Dataset rows:

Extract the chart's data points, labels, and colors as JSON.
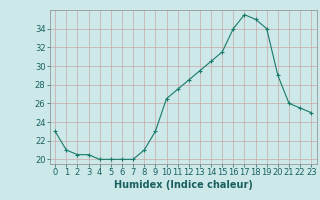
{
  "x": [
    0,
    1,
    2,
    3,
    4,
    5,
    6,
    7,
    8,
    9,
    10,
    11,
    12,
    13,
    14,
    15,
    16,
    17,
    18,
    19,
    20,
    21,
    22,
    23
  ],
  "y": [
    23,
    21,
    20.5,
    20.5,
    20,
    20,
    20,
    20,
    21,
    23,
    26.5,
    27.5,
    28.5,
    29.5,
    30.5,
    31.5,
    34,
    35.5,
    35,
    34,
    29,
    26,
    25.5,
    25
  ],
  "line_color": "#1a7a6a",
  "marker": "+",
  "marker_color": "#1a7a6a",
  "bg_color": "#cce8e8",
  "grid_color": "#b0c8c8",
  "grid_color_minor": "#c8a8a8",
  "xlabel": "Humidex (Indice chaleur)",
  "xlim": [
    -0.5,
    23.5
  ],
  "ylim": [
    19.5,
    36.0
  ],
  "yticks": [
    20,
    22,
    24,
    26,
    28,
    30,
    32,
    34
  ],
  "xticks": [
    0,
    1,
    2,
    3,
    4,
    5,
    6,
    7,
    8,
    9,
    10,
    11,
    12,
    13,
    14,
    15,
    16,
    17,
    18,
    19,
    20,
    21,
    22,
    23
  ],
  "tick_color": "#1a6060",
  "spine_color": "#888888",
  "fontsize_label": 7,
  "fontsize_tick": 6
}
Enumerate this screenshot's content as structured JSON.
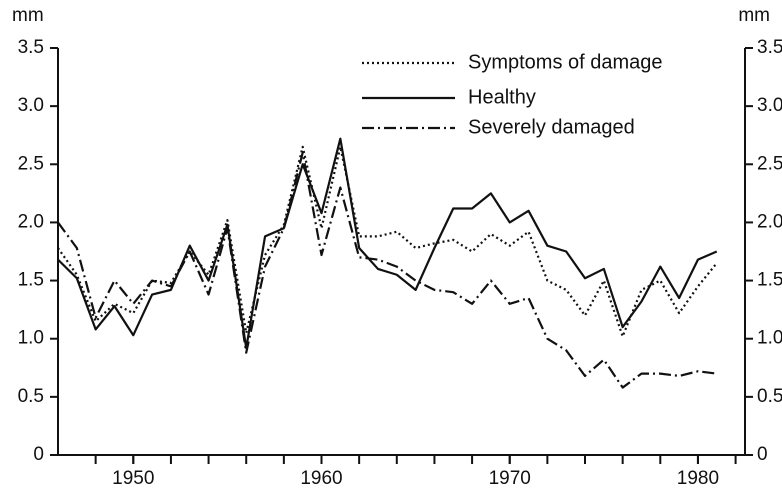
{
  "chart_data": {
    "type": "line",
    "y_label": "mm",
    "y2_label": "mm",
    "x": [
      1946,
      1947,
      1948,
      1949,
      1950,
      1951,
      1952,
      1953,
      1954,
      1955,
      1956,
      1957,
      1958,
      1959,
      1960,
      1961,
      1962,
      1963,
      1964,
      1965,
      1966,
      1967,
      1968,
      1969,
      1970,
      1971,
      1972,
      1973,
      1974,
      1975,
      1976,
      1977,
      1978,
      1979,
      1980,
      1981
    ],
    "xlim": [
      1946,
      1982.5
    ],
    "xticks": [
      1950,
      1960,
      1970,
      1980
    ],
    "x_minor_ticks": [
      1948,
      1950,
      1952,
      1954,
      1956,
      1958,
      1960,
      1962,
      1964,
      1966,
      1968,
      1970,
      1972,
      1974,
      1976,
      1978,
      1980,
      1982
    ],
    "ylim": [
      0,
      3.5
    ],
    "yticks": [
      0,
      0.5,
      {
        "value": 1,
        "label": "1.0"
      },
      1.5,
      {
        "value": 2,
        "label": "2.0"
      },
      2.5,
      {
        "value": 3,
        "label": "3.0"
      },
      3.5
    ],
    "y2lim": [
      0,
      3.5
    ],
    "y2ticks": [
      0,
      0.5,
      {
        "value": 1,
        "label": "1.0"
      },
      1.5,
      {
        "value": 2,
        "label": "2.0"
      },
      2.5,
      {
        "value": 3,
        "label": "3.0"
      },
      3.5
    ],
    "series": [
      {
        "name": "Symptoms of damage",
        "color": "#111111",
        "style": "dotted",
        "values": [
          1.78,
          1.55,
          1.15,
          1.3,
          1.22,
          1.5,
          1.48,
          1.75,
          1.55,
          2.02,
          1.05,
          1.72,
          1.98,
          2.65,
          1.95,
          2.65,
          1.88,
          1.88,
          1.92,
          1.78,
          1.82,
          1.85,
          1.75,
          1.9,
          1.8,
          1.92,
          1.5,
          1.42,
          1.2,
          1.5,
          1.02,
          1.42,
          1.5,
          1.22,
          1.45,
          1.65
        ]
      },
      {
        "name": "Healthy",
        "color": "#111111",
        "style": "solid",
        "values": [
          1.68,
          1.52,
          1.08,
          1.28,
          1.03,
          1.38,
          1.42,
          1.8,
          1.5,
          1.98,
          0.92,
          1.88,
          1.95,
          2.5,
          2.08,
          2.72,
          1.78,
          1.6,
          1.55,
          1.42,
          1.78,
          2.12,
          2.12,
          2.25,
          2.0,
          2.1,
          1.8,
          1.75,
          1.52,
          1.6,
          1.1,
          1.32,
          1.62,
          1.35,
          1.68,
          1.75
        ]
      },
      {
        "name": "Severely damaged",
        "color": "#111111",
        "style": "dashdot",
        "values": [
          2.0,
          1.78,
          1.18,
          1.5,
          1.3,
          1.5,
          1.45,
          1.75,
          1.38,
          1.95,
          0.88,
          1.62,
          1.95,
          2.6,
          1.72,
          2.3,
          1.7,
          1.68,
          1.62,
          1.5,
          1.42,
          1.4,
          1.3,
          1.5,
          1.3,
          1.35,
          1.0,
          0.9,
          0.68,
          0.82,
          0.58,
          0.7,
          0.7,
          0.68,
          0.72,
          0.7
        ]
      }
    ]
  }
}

Given task: Your task is to reproduce all of the material exactly. The pictures stay out.

Completed exercise:
Extract the chart's data points, labels, and colors as JSON.
{
  "x": [
    0,
    1,
    2,
    3,
    4,
    5,
    6,
    7,
    8,
    9,
    10,
    11,
    12,
    13,
    14,
    15,
    16,
    17,
    18,
    19,
    20,
    21,
    22,
    23
  ],
  "y": [
    23,
    21,
    20.5,
    20.5,
    20,
    20,
    20,
    20,
    21,
    23,
    26.5,
    27.5,
    28.5,
    29.5,
    30.5,
    31.5,
    34,
    35.5,
    35,
    34,
    29,
    26,
    25.5,
    25
  ],
  "line_color": "#1a7a6a",
  "marker": "+",
  "marker_color": "#1a7a6a",
  "bg_color": "#cce8e8",
  "grid_color": "#b0c8c8",
  "grid_color_minor": "#c8a8a8",
  "xlabel": "Humidex (Indice chaleur)",
  "xlim": [
    -0.5,
    23.5
  ],
  "ylim": [
    19.5,
    36.0
  ],
  "yticks": [
    20,
    22,
    24,
    26,
    28,
    30,
    32,
    34
  ],
  "xticks": [
    0,
    1,
    2,
    3,
    4,
    5,
    6,
    7,
    8,
    9,
    10,
    11,
    12,
    13,
    14,
    15,
    16,
    17,
    18,
    19,
    20,
    21,
    22,
    23
  ],
  "tick_color": "#1a6060",
  "spine_color": "#888888",
  "fontsize_label": 7,
  "fontsize_tick": 6
}
Enumerate this screenshot's content as structured JSON.
{
  "chart_data": {
    "type": "line",
    "y_label": "mm",
    "y2_label": "mm",
    "x": [
      1946,
      1947,
      1948,
      1949,
      1950,
      1951,
      1952,
      1953,
      1954,
      1955,
      1956,
      1957,
      1958,
      1959,
      1960,
      1961,
      1962,
      1963,
      1964,
      1965,
      1966,
      1967,
      1968,
      1969,
      1970,
      1971,
      1972,
      1973,
      1974,
      1975,
      1976,
      1977,
      1978,
      1979,
      1980,
      1981
    ],
    "xlim": [
      1946,
      1982.5
    ],
    "xticks": [
      1950,
      1960,
      1970,
      1980
    ],
    "x_minor_ticks": [
      1948,
      1950,
      1952,
      1954,
      1956,
      1958,
      1960,
      1962,
      1964,
      1966,
      1968,
      1970,
      1972,
      1974,
      1976,
      1978,
      1980,
      1982
    ],
    "ylim": [
      0,
      3.5
    ],
    "yticks": [
      0,
      0.5,
      {
        "value": 1,
        "label": "1.0"
      },
      1.5,
      {
        "value": 2,
        "label": "2.0"
      },
      2.5,
      {
        "value": 3,
        "label": "3.0"
      },
      3.5
    ],
    "y2lim": [
      0,
      3.5
    ],
    "y2ticks": [
      0,
      0.5,
      {
        "value": 1,
        "label": "1.0"
      },
      1.5,
      {
        "value": 2,
        "label": "2.0"
      },
      2.5,
      {
        "value": 3,
        "label": "3.0"
      },
      3.5
    ],
    "series": [
      {
        "name": "Symptoms of damage",
        "color": "#111111",
        "style": "dotted",
        "values": [
          1.78,
          1.55,
          1.15,
          1.3,
          1.22,
          1.5,
          1.48,
          1.75,
          1.55,
          2.02,
          1.05,
          1.72,
          1.98,
          2.65,
          1.95,
          2.65,
          1.88,
          1.88,
          1.92,
          1.78,
          1.82,
          1.85,
          1.75,
          1.9,
          1.8,
          1.92,
          1.5,
          1.42,
          1.2,
          1.5,
          1.02,
          1.42,
          1.5,
          1.22,
          1.45,
          1.65
        ]
      },
      {
        "name": "Healthy",
        "color": "#111111",
        "style": "solid",
        "values": [
          1.68,
          1.52,
          1.08,
          1.28,
          1.03,
          1.38,
          1.42,
          1.8,
          1.5,
          1.98,
          0.92,
          1.88,
          1.95,
          2.5,
          2.08,
          2.72,
          1.78,
          1.6,
          1.55,
          1.42,
          1.78,
          2.12,
          2.12,
          2.25,
          2.0,
          2.1,
          1.8,
          1.75,
          1.52,
          1.6,
          1.1,
          1.32,
          1.62,
          1.35,
          1.68,
          1.75
        ]
      },
      {
        "name": "Severely damaged",
        "color": "#111111",
        "style": "dashdot",
        "values": [
          2.0,
          1.78,
          1.18,
          1.5,
          1.3,
          1.5,
          1.45,
          1.75,
          1.38,
          1.95,
          0.88,
          1.62,
          1.95,
          2.6,
          1.72,
          2.3,
          1.7,
          1.68,
          1.62,
          1.5,
          1.42,
          1.4,
          1.3,
          1.5,
          1.3,
          1.35,
          1.0,
          0.9,
          0.68,
          0.82,
          0.58,
          0.7,
          0.7,
          0.68,
          0.72,
          0.7
        ]
      }
    ]
  }
}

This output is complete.